■ Data in this exercise ■
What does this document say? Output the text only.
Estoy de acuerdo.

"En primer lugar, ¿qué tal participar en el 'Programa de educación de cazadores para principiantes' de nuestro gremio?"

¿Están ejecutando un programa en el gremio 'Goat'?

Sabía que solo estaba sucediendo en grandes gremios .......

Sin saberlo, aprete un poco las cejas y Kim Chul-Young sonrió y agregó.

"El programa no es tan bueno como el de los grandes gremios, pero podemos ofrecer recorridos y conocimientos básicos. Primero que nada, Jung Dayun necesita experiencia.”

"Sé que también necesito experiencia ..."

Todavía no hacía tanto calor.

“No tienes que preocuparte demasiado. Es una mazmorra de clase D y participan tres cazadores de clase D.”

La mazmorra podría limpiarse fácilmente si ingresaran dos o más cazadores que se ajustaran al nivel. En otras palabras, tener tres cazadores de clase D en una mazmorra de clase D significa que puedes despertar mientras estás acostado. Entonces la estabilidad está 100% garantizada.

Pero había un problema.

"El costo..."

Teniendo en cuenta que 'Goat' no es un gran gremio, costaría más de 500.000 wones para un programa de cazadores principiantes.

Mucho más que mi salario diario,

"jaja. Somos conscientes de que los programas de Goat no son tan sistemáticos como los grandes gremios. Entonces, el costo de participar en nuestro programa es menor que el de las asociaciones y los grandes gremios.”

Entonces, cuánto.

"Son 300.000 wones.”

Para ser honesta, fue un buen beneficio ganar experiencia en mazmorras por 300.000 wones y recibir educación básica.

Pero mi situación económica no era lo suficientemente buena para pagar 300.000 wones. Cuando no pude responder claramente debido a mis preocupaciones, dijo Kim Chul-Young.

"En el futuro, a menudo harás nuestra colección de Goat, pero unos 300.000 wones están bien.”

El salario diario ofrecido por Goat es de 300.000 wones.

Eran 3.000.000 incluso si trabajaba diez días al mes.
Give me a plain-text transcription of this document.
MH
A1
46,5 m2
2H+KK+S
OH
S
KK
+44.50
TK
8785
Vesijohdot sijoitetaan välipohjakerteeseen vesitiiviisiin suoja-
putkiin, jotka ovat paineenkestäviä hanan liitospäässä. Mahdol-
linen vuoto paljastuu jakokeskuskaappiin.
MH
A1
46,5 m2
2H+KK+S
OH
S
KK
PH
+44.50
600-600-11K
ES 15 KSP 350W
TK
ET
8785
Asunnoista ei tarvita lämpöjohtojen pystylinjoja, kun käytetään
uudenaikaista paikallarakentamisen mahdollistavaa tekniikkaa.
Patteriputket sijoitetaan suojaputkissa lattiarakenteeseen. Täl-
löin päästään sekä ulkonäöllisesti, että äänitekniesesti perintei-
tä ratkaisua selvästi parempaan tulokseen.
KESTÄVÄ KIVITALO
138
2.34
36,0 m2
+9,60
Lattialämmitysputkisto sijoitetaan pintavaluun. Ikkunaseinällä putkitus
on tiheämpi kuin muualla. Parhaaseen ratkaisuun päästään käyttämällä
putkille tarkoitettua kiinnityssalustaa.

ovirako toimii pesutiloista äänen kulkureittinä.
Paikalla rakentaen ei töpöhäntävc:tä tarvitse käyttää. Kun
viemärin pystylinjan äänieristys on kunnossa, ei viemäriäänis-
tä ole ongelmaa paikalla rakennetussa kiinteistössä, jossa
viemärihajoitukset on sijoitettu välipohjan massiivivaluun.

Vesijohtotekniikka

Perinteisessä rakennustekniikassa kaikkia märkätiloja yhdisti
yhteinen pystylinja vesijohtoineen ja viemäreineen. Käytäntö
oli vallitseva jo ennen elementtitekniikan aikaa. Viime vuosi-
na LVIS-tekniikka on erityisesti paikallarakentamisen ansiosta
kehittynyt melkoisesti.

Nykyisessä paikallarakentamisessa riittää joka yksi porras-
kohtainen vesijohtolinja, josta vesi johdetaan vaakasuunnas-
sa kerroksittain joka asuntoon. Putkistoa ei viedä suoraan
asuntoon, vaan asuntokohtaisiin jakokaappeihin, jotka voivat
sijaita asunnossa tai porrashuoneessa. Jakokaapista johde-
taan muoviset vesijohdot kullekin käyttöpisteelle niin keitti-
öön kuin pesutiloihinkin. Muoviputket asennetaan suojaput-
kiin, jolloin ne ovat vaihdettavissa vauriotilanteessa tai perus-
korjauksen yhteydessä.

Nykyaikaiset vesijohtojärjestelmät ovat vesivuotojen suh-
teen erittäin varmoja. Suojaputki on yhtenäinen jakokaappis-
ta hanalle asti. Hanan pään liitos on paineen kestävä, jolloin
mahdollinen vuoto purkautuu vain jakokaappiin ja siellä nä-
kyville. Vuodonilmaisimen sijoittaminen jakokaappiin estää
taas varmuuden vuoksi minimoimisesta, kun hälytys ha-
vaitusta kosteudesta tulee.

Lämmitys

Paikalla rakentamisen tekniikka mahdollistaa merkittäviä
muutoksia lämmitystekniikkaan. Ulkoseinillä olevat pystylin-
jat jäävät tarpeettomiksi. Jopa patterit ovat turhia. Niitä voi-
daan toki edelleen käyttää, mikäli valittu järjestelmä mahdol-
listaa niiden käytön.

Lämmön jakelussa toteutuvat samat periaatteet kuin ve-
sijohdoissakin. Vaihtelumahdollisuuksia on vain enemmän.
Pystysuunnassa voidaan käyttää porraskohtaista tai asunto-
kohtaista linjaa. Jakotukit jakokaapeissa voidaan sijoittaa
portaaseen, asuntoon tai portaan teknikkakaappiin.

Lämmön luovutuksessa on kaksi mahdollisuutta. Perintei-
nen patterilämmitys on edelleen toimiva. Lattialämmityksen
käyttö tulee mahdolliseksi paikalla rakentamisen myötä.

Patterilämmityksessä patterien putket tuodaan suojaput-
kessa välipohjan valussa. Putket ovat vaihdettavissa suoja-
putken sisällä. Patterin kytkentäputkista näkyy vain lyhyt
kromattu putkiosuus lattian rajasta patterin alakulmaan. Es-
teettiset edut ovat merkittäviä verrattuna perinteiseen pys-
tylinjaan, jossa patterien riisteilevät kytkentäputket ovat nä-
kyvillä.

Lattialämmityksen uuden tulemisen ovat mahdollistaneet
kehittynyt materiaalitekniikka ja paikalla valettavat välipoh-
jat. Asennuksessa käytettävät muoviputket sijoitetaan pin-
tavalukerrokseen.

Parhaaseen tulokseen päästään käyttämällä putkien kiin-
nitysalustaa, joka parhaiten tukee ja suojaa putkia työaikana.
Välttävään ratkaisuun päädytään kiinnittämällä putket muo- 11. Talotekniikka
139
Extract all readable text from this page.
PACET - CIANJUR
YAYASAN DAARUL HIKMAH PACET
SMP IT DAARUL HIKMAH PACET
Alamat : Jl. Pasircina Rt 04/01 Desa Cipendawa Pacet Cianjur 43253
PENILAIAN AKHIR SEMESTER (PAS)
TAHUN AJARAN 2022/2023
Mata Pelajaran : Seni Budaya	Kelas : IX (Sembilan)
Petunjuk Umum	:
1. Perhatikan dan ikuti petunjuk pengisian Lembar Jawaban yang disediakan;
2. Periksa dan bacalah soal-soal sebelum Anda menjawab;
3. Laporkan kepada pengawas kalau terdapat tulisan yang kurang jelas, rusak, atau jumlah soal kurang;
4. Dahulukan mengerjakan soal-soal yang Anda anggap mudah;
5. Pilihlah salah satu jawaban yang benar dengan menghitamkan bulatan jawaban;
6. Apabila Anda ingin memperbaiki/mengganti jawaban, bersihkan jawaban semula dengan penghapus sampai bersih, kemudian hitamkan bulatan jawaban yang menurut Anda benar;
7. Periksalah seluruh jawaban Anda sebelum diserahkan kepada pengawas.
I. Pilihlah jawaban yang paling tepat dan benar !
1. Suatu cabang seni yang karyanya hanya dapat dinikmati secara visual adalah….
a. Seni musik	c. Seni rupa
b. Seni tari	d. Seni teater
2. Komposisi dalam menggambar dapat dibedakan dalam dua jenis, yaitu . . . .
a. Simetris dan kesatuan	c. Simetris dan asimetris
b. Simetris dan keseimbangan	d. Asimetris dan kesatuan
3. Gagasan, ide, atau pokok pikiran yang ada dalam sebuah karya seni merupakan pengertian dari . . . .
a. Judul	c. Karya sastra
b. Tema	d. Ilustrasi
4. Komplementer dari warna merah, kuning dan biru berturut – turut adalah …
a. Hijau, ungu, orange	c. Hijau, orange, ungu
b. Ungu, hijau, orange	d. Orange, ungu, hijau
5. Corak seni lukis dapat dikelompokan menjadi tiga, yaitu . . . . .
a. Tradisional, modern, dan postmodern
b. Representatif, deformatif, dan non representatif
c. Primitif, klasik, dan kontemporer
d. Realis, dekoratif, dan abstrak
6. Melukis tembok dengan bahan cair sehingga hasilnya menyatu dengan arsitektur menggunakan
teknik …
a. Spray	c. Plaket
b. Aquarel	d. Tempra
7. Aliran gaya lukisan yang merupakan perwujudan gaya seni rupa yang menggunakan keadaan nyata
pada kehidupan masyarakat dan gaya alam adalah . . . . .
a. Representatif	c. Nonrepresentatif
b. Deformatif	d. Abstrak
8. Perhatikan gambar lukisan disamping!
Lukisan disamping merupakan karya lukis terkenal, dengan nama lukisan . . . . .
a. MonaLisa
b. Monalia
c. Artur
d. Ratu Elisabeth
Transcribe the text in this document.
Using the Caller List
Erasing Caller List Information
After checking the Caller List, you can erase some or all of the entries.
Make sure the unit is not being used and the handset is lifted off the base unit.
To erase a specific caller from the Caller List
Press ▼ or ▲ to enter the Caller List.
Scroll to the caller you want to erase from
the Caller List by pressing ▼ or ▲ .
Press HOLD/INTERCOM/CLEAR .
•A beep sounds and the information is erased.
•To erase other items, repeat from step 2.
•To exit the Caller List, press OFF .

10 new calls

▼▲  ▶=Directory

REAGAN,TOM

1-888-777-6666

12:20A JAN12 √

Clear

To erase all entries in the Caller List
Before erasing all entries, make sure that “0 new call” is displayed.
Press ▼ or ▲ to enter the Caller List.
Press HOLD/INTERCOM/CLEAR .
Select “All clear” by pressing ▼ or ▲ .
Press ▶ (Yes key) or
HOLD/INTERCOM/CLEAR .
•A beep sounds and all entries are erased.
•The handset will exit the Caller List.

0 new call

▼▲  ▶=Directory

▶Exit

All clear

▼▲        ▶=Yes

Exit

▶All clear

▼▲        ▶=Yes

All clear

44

■ Work to do ■
Quote exactly what appears from the line containing "Transcribe the text in this document." through the final line of the listing above, including both of those lines.

■ Answer for this exercise ■
Transcribe the text in this document.
Using the Caller List
Erasing Caller List Information
After checking the Caller List, you can erase some or all of the entries.
Make sure the unit is not being used and the handset is lifted off the base unit.
To erase a specific caller from the Caller List
Press ▼ or ▲ to enter the Caller List.
Scroll to the caller you want to erase from
the Caller List by pressing ▼ or ▲ .
Press HOLD/INTERCOM/CLEAR .
•A beep sounds and the information is erased.
•To erase other items, repeat from step 2.
•To exit the Caller List, press OFF .

10 new calls

▼▲  ▶=Directory

REAGAN,TOM

1-888-777-6666

12:20A JAN12 √

Clear

To erase all entries in the Caller List
Before erasing all entries, make sure that “0 new call” is displayed.
Press ▼ or ▲ to enter the Caller List.
Press HOLD/INTERCOM/CLEAR .
Select “All clear” by pressing ▼ or ▲ .
Press ▶ (Yes key) or
HOLD/INTERCOM/CLEAR .
•A beep sounds and all entries are erased.
•The handset will exit the Caller List.

0 new call

▼▲  ▶=Directory

▶Exit

All clear

▼▲        ▶=Yes

Exit

▶All clear

▼▲        ▶=Yes

All clear

44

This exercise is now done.